**Supplied records:**
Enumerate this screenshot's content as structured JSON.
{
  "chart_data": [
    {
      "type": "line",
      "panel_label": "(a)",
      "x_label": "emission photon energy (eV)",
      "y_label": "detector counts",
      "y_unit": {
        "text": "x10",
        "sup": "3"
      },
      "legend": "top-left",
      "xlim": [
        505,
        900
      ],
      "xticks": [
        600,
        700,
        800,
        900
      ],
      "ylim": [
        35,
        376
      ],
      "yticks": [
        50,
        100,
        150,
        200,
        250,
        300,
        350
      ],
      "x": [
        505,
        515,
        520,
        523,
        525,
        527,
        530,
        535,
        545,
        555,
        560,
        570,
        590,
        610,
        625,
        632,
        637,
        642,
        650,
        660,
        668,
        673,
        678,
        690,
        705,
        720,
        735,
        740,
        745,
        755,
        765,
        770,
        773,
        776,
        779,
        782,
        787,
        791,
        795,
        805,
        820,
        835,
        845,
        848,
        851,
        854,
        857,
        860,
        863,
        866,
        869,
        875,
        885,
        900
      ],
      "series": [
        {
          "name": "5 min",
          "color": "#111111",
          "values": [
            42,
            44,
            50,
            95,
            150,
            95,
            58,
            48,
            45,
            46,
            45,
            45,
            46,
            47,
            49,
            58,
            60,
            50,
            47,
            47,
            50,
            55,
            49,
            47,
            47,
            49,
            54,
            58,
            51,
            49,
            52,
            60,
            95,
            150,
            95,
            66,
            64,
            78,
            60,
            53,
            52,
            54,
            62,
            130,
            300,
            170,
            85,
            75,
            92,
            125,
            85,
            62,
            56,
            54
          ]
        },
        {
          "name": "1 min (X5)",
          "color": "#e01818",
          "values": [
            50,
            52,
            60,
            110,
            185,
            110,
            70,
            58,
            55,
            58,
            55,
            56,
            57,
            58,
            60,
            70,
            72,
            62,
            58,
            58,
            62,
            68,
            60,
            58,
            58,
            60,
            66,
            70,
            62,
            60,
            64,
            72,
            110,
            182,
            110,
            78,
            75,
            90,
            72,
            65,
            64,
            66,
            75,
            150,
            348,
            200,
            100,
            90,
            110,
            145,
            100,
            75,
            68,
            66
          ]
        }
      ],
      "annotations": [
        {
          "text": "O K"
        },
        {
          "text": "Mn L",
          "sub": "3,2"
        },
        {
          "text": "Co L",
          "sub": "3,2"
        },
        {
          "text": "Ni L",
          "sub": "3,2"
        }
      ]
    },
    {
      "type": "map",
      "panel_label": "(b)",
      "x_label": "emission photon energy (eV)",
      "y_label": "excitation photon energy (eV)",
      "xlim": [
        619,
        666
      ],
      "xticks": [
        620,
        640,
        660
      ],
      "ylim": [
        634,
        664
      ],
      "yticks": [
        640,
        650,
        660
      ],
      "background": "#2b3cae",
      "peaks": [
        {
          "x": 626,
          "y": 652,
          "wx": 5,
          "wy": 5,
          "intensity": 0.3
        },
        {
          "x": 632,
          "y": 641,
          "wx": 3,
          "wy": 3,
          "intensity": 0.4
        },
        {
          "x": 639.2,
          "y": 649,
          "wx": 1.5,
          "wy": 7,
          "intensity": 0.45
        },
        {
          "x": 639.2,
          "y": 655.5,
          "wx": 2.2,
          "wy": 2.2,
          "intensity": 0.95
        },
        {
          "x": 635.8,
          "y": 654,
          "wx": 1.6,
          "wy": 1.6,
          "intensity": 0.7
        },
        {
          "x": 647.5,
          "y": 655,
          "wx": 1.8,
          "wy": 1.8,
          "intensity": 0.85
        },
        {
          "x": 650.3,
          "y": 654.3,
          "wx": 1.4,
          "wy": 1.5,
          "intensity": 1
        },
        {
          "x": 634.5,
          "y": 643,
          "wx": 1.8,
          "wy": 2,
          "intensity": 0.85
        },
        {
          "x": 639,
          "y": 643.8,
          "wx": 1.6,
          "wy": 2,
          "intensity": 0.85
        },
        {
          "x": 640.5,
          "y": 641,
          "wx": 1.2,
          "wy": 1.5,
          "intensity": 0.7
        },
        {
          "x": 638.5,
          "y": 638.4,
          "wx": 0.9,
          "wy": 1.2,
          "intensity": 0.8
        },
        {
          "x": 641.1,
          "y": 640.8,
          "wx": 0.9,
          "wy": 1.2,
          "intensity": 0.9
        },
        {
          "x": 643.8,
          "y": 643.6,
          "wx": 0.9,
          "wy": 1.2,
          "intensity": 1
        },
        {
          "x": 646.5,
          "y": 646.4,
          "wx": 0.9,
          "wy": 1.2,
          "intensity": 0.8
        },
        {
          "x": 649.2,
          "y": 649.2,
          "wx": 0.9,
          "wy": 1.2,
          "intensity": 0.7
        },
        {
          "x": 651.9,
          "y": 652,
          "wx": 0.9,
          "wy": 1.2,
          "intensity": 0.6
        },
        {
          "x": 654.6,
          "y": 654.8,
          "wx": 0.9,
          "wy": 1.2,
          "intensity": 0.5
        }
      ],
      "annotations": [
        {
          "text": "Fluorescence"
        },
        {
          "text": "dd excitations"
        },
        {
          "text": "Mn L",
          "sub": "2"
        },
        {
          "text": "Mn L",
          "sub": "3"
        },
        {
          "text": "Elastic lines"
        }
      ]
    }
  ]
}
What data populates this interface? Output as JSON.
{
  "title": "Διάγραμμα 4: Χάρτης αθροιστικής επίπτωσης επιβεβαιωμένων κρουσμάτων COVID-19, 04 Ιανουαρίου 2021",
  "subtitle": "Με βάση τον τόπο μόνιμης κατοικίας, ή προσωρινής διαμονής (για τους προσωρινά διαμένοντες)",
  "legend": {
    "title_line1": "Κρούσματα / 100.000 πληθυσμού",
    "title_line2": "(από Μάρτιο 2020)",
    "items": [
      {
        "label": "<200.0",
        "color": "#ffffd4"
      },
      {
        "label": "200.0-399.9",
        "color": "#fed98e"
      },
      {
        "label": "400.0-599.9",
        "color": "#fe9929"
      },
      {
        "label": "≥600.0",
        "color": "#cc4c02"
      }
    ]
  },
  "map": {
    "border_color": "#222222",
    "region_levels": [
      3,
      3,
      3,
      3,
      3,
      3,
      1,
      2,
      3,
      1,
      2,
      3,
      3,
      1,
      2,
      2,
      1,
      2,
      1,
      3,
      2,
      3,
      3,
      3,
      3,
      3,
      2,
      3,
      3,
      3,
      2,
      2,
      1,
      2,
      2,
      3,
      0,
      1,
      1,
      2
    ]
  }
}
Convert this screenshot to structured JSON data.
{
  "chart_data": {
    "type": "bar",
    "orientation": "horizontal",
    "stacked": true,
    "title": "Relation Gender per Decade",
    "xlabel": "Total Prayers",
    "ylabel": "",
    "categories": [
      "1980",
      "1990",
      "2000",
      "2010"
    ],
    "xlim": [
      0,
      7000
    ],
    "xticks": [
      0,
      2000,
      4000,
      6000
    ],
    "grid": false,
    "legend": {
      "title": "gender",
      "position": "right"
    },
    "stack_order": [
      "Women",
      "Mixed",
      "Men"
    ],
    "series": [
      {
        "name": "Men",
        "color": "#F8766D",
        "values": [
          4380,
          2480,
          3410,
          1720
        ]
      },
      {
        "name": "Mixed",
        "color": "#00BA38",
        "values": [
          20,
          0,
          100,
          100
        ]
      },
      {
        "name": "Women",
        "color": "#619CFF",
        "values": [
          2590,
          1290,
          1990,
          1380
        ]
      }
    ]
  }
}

**Goal:** Extract from the data every line where "this" shows up.

**Exercise output:**
Enumerate this screenshot's content as structured JSON.
What data populates this interface? Output as JSON.
Convert this screenshot to structured JSON data.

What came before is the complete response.